Find every line in the records below that holds the word "Street", and copy it out.

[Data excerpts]

================

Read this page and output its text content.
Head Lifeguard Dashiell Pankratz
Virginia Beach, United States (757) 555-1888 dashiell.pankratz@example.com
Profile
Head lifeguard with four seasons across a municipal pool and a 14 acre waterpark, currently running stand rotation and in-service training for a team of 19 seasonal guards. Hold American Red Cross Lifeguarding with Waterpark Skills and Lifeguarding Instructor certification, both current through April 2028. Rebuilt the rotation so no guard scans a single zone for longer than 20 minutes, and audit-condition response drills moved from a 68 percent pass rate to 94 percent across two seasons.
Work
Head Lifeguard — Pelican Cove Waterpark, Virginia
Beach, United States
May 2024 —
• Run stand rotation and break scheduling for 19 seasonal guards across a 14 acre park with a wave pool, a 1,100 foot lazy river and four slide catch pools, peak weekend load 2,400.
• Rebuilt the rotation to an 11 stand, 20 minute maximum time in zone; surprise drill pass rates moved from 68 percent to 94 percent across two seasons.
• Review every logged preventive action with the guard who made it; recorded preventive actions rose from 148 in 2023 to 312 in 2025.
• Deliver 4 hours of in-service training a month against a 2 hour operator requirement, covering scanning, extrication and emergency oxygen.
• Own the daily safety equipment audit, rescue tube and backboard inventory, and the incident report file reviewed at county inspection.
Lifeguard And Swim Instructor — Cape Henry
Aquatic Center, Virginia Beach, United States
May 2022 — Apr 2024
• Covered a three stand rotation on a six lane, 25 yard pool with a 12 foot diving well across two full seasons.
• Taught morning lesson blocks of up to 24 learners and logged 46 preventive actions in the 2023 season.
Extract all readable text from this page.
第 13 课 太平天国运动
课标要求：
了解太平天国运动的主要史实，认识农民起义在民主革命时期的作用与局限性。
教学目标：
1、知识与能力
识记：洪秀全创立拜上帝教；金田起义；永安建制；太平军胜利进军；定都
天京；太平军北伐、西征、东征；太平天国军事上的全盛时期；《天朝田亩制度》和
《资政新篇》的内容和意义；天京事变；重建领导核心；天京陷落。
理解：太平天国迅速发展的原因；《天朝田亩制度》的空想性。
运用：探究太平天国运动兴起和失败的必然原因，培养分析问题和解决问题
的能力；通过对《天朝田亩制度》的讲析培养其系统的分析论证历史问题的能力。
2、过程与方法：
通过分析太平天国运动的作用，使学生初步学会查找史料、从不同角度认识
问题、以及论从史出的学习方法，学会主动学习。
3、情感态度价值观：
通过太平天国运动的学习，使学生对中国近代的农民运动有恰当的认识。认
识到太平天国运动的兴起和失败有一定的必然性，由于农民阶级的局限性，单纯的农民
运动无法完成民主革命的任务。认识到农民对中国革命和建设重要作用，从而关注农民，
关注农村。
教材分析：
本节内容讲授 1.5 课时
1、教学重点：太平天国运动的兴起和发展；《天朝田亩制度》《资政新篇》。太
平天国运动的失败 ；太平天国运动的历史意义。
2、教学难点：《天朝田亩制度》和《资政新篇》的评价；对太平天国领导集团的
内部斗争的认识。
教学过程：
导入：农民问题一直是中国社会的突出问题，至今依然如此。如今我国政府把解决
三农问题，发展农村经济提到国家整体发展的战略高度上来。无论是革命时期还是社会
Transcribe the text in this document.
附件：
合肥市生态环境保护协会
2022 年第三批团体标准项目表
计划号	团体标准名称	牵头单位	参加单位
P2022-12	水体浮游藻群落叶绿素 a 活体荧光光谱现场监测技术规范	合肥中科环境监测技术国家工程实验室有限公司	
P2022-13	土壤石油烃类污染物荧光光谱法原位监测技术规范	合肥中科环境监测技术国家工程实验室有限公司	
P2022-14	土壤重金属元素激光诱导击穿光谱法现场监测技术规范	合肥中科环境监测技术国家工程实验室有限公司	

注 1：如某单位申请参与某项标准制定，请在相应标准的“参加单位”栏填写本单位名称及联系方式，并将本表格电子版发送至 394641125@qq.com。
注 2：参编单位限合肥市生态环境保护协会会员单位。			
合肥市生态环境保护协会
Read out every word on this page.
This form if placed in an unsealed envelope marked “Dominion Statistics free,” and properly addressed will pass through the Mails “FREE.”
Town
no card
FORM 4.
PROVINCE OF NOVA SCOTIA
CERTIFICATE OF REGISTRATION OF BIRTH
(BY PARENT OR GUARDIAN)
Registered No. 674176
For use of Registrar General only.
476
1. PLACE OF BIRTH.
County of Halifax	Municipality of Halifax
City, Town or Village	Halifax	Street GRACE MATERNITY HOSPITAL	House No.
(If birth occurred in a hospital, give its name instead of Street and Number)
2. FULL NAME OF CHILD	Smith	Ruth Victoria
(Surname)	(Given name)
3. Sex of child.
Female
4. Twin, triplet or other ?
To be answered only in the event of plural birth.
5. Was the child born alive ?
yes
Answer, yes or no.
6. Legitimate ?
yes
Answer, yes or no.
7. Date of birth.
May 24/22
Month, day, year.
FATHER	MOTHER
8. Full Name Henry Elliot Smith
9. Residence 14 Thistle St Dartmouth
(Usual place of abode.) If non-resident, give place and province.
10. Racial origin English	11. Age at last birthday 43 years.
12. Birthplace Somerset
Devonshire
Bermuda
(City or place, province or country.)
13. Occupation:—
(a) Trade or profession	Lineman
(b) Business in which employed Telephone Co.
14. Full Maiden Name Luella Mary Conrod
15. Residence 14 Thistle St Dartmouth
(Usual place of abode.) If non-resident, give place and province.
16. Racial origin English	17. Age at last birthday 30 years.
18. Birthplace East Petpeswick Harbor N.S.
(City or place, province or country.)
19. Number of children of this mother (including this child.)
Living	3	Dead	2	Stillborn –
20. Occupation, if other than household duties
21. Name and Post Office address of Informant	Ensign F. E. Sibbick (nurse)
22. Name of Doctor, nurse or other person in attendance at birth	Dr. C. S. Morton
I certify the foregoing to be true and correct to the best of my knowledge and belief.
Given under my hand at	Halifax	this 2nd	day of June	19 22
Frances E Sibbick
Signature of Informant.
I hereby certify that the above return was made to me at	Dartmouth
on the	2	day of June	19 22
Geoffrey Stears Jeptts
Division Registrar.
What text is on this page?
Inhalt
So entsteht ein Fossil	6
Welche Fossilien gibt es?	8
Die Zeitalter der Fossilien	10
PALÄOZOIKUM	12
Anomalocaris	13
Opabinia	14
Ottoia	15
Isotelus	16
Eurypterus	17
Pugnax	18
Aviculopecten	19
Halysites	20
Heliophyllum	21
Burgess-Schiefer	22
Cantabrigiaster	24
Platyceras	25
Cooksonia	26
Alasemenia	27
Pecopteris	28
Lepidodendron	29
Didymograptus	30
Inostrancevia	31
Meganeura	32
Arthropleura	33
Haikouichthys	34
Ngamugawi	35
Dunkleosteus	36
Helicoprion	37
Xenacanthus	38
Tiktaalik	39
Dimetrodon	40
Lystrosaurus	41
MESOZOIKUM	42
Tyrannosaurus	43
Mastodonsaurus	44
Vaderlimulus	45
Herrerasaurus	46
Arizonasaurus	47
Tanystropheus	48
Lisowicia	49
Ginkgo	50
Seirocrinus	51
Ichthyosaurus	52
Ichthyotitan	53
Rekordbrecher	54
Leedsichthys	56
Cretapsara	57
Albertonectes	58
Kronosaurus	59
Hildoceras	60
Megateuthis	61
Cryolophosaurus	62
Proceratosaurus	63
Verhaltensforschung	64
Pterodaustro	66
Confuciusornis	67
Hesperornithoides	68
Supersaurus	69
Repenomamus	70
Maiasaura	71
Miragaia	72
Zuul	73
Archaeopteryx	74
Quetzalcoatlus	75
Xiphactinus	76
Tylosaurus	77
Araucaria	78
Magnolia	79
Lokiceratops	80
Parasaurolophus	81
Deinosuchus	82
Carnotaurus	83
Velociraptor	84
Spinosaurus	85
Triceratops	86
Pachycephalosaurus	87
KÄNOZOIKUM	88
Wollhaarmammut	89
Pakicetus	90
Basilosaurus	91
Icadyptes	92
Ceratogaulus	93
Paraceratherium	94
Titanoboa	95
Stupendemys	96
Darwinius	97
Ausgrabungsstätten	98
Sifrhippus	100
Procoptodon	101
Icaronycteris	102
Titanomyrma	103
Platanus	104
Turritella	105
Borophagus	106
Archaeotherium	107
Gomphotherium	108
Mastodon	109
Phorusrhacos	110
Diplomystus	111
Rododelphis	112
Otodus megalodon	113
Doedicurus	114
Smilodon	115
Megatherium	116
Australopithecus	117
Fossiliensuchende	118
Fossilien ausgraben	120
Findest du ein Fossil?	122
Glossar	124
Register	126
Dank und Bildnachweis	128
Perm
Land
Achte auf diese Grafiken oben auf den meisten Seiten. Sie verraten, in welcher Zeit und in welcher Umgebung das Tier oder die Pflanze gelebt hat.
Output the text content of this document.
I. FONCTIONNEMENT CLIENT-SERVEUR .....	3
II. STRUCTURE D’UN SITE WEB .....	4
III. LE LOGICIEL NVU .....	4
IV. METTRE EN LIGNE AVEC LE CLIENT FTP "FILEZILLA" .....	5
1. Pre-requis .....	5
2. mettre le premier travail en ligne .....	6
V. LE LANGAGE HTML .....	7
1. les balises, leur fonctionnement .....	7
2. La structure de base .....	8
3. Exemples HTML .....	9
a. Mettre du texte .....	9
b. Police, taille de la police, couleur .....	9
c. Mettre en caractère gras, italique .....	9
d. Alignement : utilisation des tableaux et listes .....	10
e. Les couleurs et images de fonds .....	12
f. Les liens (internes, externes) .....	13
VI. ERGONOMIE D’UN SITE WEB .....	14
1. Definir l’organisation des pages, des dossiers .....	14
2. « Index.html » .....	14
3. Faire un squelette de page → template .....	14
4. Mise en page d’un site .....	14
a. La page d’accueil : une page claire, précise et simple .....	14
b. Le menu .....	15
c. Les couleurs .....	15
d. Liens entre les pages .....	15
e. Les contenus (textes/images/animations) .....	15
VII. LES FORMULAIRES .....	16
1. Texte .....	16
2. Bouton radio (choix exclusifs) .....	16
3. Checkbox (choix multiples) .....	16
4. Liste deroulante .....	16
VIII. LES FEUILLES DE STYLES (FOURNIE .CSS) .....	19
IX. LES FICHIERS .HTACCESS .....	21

================

ANSWER:
City, Town or Village	Halifax	Street GRACE MATERNITY HOSPITAL	House No.
(If birth occurred in a hospital, give its name instead of Street and Number)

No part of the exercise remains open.